AUSGEWÄHLTER TEXTAUSZUG
Die Bitte geht an Alle: wenn ihr etwas habt aus über 100 königsblauen Jahren, etwas Wahres und/oder Interessantes über Schalke, das ihr teilen wollt, Erlebnisse die erinnernswert sind oder ganz einfach Schilderungen, wie es war, wie man sich Eintrittskarten besorgte, wo in der Glückaufkampfbahn, dem Parkstadion oder der Arena man „daheim“ war, wie man dahin kam und wie es da zuging, oder was auch immer vielleicht jemand, der Schalke nur vom Fernsehen oder aus der Zeitung kennt, nie oder niemals wirklich wissen kann – aber vielleicht sollte – schickt mir (matthias.berghoefer[at]web.de) einfach eure Texte, Dreizeiler oder halbe Romane und egal wie’s mit Rechtschreibung aussieht. Klar erkennbar muss sein, ob es sich um eine wahre Geschichte handelt oder um einen Prosatext, also einen konstruierten, erfundenen, der etwas Bestimmtes ausdrücken will in Bezug auf den FC Schalke 04.

MATERIAL
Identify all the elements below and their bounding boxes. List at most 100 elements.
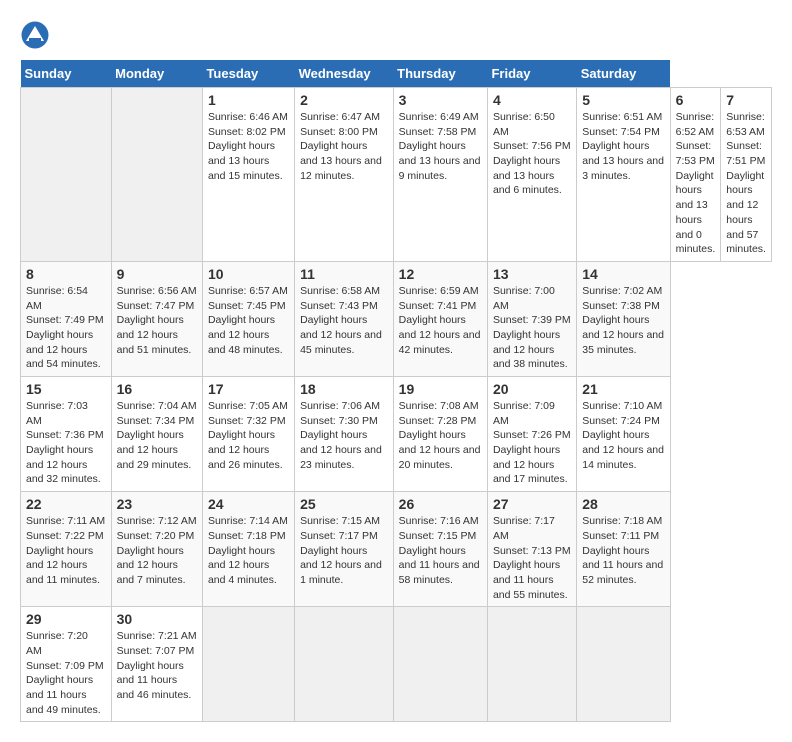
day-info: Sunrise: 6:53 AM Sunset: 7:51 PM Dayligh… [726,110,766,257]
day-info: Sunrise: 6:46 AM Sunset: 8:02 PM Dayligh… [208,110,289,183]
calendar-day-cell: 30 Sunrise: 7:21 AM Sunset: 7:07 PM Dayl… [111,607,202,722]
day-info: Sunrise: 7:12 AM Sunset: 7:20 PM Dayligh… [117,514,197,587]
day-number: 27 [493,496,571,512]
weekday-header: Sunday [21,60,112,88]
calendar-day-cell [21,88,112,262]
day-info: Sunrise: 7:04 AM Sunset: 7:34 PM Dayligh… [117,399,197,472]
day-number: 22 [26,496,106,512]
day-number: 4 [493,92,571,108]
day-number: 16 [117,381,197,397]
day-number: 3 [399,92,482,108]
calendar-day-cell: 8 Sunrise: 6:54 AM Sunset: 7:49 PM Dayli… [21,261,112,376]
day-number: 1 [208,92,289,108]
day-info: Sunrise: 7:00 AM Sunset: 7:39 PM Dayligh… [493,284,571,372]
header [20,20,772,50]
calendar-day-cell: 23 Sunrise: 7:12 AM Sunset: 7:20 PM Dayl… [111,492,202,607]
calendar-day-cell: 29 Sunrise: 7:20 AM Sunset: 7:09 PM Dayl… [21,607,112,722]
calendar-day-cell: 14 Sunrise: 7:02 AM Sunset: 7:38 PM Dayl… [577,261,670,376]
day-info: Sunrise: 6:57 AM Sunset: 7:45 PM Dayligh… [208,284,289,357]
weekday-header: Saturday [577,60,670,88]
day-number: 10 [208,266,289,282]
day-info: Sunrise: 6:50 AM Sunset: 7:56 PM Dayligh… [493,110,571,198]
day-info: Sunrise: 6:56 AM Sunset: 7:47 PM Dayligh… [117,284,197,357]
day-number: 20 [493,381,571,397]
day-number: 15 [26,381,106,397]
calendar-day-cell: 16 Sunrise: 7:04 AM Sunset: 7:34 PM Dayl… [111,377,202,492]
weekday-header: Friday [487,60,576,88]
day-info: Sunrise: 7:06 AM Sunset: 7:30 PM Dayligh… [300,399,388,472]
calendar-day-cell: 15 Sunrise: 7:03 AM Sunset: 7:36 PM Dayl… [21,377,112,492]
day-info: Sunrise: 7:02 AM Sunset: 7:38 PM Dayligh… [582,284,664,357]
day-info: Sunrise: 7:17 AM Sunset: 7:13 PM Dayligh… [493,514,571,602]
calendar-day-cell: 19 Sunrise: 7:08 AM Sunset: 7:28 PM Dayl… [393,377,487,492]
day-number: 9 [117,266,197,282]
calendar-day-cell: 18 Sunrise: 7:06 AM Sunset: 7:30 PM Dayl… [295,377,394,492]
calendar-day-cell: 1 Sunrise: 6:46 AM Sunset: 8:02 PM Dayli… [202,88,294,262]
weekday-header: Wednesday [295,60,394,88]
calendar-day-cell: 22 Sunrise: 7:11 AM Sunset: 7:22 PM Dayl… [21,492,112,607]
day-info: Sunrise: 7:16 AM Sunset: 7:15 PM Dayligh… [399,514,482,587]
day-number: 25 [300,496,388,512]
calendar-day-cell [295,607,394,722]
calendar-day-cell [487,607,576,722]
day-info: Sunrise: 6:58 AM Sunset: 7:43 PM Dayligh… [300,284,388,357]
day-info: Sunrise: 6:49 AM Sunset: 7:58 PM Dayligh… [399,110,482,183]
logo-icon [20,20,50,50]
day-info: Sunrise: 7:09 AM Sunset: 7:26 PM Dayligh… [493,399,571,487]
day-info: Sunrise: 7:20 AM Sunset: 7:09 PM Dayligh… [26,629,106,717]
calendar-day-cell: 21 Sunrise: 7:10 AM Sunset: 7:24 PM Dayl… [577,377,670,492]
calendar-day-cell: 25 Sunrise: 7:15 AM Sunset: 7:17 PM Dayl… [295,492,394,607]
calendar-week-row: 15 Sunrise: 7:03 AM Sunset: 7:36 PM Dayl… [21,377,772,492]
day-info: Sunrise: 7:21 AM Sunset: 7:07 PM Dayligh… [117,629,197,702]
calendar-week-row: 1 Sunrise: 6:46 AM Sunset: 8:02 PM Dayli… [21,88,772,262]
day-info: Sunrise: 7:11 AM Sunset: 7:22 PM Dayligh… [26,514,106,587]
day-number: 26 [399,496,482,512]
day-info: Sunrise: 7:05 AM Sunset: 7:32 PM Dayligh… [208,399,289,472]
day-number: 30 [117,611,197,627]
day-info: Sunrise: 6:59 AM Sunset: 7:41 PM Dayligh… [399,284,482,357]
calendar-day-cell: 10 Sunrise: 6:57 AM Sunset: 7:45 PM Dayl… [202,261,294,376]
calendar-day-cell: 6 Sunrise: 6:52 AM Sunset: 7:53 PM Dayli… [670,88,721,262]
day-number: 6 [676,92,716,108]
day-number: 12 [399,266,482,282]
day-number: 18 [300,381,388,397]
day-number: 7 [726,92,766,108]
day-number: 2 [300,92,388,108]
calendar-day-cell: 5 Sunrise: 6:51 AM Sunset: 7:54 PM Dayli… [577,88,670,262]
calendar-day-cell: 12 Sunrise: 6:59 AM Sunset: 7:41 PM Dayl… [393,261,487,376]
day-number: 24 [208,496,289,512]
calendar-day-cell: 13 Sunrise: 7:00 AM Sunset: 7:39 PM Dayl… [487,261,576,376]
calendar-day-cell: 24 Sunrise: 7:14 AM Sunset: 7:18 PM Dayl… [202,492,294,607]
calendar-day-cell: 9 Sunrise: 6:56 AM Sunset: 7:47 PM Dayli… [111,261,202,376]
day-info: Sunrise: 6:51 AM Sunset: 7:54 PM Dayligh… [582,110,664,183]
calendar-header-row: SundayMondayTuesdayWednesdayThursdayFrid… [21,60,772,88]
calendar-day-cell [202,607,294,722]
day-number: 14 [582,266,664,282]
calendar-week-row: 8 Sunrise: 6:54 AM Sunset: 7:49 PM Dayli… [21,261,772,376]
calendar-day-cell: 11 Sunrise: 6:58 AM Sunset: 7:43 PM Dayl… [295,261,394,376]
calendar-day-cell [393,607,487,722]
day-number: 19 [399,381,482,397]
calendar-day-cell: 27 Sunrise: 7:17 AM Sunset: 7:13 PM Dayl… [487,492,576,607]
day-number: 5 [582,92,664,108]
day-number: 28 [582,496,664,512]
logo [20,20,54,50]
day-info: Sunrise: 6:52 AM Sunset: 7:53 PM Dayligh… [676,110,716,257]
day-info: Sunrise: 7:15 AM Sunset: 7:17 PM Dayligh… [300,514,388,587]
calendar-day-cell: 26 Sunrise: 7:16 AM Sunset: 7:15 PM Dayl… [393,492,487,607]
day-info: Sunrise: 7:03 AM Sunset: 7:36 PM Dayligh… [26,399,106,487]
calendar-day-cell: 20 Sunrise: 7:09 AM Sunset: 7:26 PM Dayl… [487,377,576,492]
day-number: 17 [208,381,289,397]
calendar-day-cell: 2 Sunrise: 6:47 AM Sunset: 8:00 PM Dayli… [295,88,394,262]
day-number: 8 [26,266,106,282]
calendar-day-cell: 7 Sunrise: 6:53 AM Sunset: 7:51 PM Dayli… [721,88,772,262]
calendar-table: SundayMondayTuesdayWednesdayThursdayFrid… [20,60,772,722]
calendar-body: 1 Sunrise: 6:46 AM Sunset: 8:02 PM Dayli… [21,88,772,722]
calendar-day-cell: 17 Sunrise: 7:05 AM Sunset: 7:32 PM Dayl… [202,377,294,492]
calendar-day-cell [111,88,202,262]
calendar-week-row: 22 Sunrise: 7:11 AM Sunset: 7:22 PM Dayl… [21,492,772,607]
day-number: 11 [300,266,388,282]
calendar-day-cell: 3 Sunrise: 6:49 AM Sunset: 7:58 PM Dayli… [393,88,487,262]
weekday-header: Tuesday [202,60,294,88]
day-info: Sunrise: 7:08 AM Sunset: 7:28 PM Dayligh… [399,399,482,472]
---
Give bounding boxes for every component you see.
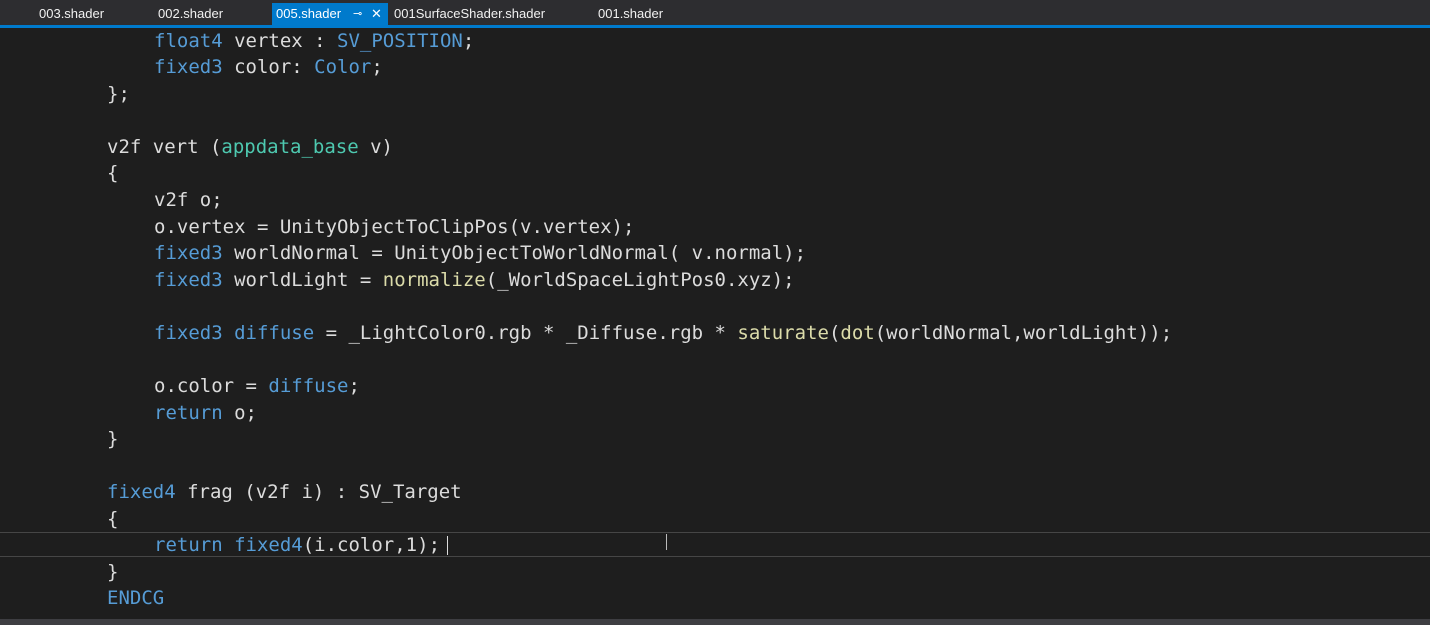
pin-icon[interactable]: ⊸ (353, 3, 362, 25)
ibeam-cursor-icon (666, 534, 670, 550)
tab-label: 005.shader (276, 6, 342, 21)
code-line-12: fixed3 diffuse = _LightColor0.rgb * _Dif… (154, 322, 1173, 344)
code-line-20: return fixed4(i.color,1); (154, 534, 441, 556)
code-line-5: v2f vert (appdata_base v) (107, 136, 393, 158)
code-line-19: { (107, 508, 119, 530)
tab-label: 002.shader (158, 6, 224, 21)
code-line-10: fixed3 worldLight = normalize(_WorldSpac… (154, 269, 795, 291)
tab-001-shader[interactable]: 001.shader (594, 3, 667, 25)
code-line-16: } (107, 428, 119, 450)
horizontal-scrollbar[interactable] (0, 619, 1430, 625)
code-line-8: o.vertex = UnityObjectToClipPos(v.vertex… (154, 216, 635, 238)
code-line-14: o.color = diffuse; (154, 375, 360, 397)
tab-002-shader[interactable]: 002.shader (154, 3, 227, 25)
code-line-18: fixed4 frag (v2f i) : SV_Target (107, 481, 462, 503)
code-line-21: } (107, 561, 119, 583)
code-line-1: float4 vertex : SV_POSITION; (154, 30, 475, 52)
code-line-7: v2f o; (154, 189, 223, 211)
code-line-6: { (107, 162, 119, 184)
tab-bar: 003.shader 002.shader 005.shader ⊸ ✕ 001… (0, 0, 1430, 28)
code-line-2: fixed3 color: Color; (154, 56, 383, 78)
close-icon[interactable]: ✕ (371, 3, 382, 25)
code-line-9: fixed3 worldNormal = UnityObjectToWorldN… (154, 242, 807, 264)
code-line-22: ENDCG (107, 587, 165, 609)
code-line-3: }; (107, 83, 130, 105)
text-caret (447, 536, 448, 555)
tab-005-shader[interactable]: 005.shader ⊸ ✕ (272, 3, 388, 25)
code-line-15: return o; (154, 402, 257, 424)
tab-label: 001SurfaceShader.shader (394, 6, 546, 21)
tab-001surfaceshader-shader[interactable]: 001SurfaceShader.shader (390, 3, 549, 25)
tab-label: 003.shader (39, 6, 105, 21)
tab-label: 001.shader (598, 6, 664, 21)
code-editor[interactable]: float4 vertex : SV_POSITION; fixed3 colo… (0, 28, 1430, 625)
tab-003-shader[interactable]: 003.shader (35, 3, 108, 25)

GESTELLTE AUFGABE
Schreibe im Textauszug den Abschnitt von „Die Bitte geht“ bis einschließlich „FC Schalke 04.“ neu und ersetze darin „Eintrittskarten“ durch „Tickets“. Stütze dich dabei allein auf den Textauszug und nicht auf das Material.

LÖSUNG DER AUFGABE
Die Bitte geht an Alle: wenn ihr etwas habt aus über 100 königsblauen Jahren, etwas Wahres und/oder Interessantes über Schalke, das ihr teilen wollt, Erlebnisse die erinnernswert sind oder ganz einfach Schilderungen, wie es war, wie man sich Tickets besorgte, wo in der Glückaufkampfbahn, dem Parkstadion oder der Arena man „daheim“ war, wie man dahin kam und wie es da zuging, oder was auch immer vielleicht jemand, der Schalke nur vom Fernsehen oder aus der Zeitung kennt, nie oder niemals wirklich wissen kann – aber vielleicht sollte – schickt mir (matthias.berghoefer[at]web.de) einfach eure Texte, Dreizeiler oder halbe Romane und egal wie’s mit Rechtschreibung aussieht. Klar erkennbar muss sein, ob es sich um eine wahre Geschichte handelt oder um einen Prosatext, also einen konstruierten, erfundenen, der etwas Bestimmtes ausdrücken will in Bezug auf den FC Schalke 04.